## REQUIREMENTS
Spot every line with the word "Franceschi" and return it.

[Collection entries]
——————
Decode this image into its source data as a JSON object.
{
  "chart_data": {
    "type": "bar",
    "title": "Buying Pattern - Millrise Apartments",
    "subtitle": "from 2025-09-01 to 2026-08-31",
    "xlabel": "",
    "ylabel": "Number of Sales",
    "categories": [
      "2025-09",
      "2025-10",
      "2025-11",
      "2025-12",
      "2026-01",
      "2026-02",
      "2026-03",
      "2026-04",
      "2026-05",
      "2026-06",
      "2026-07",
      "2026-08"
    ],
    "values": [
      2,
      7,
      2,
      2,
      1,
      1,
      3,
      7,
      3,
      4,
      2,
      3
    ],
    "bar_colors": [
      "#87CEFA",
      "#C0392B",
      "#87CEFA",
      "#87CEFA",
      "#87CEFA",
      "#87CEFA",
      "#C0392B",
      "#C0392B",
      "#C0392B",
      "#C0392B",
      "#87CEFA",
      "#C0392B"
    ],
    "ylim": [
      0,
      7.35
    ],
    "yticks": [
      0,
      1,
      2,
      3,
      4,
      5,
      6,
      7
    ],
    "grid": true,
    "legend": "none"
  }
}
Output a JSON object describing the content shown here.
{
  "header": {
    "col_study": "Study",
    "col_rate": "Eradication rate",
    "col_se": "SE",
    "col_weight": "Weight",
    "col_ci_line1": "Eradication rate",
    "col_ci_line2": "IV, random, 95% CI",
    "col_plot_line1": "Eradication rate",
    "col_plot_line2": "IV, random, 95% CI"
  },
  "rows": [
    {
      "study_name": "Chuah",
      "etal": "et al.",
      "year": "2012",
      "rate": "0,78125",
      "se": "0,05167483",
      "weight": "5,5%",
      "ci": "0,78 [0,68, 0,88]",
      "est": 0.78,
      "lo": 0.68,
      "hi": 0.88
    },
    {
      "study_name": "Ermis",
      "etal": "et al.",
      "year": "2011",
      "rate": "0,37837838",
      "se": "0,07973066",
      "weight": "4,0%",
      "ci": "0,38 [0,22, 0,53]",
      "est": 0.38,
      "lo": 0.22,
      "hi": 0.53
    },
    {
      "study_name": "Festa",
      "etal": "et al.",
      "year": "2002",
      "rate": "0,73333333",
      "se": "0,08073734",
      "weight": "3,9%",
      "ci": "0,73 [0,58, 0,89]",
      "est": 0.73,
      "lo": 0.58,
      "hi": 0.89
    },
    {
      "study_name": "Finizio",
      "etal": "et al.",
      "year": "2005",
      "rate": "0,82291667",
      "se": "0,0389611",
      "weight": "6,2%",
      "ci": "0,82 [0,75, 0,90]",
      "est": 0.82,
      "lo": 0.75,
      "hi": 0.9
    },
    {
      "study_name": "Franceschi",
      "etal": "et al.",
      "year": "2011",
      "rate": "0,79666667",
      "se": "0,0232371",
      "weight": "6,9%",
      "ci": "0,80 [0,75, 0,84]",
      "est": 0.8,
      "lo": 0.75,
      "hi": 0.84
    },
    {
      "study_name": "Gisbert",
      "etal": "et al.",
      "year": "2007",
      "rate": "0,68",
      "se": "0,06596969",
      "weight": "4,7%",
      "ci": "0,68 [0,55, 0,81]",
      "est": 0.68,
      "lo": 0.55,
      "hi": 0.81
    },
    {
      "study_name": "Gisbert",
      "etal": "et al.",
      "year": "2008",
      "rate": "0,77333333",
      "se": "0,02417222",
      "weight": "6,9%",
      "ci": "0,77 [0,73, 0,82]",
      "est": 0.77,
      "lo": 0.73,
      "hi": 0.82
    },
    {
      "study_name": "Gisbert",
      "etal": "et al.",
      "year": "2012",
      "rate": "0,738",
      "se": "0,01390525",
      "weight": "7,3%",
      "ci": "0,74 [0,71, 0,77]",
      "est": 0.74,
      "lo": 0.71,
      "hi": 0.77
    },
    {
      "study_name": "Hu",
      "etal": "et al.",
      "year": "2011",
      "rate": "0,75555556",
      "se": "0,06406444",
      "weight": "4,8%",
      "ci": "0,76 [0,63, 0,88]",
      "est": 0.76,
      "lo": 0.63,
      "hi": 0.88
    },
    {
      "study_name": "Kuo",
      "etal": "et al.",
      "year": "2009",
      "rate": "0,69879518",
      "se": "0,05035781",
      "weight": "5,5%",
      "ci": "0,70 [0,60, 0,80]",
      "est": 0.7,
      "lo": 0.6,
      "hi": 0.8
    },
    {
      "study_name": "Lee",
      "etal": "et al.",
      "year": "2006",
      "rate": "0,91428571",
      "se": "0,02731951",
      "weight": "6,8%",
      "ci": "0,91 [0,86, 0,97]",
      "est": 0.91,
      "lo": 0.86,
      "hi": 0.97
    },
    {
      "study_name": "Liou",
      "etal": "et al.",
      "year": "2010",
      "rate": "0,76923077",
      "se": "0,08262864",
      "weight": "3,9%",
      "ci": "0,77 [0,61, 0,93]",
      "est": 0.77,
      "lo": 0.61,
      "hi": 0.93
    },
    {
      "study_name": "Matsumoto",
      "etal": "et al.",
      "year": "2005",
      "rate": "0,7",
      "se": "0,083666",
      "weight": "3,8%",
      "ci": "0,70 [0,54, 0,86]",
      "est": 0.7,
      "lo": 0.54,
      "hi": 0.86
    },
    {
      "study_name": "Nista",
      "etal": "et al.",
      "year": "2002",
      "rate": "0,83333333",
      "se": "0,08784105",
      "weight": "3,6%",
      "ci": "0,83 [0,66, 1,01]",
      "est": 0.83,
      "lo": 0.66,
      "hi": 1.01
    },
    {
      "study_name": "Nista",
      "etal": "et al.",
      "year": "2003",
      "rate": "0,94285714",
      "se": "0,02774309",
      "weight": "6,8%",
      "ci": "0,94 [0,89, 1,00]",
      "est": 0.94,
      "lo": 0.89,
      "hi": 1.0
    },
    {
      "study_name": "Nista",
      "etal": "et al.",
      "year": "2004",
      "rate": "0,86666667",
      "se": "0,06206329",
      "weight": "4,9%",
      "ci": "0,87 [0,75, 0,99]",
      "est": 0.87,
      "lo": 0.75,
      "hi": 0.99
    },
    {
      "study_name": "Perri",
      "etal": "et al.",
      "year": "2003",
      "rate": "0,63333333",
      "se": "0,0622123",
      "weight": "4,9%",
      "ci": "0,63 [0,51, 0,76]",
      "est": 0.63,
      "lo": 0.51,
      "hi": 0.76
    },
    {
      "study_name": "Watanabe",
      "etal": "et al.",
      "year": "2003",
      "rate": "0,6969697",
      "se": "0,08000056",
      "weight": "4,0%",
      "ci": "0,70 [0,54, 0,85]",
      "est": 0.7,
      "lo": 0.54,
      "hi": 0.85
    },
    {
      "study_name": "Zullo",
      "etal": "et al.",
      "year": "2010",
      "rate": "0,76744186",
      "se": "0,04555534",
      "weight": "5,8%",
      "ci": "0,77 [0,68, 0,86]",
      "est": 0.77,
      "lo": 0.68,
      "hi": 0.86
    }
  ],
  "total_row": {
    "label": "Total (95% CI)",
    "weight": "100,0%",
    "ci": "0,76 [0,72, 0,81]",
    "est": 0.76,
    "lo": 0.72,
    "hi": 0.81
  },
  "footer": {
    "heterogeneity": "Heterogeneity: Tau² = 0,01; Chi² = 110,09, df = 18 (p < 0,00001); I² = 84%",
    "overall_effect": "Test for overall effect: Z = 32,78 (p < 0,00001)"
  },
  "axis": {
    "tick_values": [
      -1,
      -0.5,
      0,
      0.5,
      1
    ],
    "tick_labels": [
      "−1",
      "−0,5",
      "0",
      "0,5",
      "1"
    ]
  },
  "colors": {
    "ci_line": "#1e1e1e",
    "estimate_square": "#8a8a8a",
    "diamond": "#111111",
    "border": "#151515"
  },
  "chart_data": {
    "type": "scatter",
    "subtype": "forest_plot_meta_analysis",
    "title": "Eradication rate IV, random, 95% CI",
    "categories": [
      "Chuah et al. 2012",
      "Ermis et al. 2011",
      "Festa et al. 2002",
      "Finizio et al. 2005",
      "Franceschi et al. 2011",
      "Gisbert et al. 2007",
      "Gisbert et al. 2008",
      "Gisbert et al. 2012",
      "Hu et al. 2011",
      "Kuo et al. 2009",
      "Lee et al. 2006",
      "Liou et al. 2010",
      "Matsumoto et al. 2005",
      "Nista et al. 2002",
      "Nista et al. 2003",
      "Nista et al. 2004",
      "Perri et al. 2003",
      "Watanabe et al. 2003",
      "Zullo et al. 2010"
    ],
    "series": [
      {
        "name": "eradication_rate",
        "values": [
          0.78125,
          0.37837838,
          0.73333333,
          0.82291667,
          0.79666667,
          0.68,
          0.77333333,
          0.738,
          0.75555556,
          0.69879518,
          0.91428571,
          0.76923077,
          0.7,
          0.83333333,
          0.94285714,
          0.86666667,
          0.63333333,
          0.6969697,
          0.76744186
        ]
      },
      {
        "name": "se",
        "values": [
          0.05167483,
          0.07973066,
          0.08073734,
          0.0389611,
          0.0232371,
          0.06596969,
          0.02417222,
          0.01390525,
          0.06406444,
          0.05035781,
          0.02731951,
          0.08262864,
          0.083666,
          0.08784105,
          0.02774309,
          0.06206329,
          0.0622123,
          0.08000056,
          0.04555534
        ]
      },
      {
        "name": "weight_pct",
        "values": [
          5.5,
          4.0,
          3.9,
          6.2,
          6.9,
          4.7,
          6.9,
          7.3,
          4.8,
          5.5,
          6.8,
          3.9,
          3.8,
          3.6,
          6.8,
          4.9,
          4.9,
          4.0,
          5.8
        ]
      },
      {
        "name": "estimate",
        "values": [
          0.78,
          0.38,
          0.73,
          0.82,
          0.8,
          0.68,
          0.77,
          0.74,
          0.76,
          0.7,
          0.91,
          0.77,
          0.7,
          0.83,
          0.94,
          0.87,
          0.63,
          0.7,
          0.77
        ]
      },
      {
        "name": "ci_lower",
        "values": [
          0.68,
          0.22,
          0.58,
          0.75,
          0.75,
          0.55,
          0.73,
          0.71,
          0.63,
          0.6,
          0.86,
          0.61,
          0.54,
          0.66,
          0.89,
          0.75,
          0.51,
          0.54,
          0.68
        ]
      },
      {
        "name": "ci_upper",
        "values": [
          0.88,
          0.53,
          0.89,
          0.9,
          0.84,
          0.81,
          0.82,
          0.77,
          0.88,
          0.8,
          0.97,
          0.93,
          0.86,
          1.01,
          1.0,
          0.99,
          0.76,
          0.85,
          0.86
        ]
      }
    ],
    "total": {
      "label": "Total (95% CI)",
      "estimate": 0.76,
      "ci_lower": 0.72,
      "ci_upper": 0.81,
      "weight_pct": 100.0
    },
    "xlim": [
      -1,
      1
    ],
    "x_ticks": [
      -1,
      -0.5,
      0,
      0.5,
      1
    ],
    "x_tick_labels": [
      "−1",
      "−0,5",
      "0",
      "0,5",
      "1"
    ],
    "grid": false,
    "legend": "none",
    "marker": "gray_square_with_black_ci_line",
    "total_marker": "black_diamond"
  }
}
——————
## RESPONSE TO THIS EXERCISE
      "study_name": "Franceschi",
      "Franceschi et al. 2011",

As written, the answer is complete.